[Entries with figure data]
----------------
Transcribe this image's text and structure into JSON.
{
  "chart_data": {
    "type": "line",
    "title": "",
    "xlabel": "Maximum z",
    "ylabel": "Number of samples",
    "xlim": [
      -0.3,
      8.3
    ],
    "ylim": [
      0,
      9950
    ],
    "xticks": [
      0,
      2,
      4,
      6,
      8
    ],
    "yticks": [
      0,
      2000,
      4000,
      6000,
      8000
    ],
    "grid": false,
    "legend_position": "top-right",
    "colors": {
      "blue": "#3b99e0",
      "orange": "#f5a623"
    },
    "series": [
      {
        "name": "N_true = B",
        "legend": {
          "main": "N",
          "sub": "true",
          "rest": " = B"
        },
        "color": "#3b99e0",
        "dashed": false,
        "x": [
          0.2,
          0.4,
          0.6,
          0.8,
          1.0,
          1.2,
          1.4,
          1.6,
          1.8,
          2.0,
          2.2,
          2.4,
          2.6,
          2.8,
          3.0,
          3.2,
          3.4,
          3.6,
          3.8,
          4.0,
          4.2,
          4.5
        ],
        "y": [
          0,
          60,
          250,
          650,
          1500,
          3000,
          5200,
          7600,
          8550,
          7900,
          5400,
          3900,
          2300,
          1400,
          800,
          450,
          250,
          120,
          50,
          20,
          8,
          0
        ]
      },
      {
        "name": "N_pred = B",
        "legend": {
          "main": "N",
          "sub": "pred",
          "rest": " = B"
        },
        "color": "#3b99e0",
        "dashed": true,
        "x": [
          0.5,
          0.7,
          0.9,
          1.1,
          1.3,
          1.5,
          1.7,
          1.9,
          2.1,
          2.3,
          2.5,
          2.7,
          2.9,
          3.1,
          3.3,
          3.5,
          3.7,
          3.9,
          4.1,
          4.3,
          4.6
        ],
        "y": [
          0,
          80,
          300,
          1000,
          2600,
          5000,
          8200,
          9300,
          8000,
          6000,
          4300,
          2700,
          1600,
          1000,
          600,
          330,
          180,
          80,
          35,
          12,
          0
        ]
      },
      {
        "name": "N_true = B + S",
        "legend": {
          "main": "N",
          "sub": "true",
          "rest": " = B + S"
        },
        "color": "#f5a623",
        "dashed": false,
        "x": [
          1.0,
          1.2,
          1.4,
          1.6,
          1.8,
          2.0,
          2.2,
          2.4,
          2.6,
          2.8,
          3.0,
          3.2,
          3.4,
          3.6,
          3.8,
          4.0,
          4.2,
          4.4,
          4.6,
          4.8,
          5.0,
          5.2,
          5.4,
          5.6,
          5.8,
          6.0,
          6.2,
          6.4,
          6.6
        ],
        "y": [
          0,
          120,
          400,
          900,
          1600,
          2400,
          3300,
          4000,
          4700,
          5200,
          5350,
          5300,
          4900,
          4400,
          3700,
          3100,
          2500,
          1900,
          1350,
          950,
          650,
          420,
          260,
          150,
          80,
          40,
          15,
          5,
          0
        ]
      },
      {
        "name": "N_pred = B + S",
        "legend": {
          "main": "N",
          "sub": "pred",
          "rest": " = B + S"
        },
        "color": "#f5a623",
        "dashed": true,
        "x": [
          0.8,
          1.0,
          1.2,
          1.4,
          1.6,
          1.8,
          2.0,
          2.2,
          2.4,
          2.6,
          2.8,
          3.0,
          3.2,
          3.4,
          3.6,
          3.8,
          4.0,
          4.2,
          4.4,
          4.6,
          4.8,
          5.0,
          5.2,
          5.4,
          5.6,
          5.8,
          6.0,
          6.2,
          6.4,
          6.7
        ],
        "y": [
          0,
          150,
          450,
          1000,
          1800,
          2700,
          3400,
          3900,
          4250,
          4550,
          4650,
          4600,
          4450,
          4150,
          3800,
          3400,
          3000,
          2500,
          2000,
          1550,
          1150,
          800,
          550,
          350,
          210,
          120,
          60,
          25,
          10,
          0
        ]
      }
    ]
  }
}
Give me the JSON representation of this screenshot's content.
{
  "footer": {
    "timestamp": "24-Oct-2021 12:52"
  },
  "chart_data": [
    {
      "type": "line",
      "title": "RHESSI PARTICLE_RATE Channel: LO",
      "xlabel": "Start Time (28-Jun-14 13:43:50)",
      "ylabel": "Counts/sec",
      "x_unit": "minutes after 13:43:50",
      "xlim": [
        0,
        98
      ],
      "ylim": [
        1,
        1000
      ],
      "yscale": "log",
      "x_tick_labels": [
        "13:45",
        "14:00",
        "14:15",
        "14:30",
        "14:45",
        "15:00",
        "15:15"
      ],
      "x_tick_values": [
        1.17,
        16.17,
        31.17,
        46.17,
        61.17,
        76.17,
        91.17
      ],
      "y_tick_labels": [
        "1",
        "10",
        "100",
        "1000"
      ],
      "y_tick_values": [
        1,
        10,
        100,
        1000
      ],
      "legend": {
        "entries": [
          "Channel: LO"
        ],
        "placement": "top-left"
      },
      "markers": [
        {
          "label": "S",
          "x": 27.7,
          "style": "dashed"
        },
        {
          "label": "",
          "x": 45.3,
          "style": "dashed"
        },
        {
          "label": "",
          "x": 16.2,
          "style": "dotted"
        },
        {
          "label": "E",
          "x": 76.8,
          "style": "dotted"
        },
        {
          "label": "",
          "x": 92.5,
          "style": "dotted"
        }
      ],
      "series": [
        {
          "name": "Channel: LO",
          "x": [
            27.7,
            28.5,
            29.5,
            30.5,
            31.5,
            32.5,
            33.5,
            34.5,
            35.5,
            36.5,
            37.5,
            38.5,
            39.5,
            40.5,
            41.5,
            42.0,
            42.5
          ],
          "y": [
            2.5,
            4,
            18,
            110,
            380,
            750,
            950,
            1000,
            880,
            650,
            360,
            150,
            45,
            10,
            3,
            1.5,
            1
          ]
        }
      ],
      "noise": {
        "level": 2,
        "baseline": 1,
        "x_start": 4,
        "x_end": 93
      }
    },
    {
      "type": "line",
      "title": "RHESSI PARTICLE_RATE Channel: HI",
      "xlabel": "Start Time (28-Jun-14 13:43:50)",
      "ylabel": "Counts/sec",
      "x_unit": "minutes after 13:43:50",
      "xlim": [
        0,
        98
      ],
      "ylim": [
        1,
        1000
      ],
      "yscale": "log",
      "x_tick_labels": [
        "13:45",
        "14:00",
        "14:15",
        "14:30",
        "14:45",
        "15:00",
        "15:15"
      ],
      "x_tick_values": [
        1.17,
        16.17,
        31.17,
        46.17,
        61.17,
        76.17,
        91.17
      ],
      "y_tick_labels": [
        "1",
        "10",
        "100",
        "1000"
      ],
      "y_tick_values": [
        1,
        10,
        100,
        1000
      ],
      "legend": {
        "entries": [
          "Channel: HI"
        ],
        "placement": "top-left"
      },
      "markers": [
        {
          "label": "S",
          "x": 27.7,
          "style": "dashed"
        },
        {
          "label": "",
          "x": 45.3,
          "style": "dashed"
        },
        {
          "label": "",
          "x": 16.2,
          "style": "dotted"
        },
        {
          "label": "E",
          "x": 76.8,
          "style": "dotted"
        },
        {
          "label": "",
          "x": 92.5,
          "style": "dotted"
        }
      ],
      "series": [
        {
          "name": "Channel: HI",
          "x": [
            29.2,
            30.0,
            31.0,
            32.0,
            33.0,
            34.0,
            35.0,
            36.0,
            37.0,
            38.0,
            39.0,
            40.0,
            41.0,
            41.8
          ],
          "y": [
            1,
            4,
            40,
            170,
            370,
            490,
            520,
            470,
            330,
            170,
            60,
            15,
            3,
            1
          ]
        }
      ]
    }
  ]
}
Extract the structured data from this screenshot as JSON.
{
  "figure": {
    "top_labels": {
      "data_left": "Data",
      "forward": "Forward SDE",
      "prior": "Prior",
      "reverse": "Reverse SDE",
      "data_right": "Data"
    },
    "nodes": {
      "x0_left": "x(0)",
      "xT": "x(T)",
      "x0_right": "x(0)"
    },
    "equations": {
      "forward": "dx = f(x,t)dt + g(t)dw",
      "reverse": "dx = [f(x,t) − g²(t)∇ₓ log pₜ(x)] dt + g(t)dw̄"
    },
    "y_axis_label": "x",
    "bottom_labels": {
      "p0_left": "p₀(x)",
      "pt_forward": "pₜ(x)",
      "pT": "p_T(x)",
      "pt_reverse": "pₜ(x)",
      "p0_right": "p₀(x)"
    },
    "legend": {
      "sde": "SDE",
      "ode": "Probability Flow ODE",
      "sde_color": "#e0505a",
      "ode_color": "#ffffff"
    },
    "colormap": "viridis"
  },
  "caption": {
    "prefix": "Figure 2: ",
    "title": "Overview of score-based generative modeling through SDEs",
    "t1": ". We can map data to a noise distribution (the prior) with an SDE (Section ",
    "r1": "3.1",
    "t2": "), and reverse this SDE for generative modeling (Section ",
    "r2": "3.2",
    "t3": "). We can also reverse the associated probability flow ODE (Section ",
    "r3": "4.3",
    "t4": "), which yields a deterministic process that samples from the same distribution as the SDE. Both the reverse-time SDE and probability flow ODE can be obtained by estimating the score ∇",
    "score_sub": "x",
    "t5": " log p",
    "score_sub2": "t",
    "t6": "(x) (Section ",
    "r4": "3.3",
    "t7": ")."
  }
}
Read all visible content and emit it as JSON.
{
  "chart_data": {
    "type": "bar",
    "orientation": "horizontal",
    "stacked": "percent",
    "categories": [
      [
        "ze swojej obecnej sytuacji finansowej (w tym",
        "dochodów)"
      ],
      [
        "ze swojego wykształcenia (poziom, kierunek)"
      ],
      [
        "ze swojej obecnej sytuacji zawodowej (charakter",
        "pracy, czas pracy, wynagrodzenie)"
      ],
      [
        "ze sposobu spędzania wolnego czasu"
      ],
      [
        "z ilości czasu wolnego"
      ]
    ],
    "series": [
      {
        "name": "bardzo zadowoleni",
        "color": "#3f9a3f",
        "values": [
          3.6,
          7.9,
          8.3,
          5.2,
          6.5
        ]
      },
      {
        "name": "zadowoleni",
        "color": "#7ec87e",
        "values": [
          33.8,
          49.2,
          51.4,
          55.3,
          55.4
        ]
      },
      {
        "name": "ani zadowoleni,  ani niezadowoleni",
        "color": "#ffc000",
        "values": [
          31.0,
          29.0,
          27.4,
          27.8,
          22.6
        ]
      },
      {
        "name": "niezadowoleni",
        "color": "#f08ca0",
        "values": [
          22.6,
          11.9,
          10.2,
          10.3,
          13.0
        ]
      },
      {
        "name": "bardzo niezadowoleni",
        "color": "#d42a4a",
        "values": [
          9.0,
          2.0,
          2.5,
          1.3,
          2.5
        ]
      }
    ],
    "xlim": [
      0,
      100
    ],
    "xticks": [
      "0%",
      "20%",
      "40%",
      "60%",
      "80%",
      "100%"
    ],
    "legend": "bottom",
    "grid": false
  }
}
----------------
■ **WRITTEN INSTRUCTION**: Show all lines in the entries above where the string "type" appears.

■ **EXPECTED OUTPUT**:
    "type": "line",
      "type": "line",
      "type": "line",
    "type": "bar",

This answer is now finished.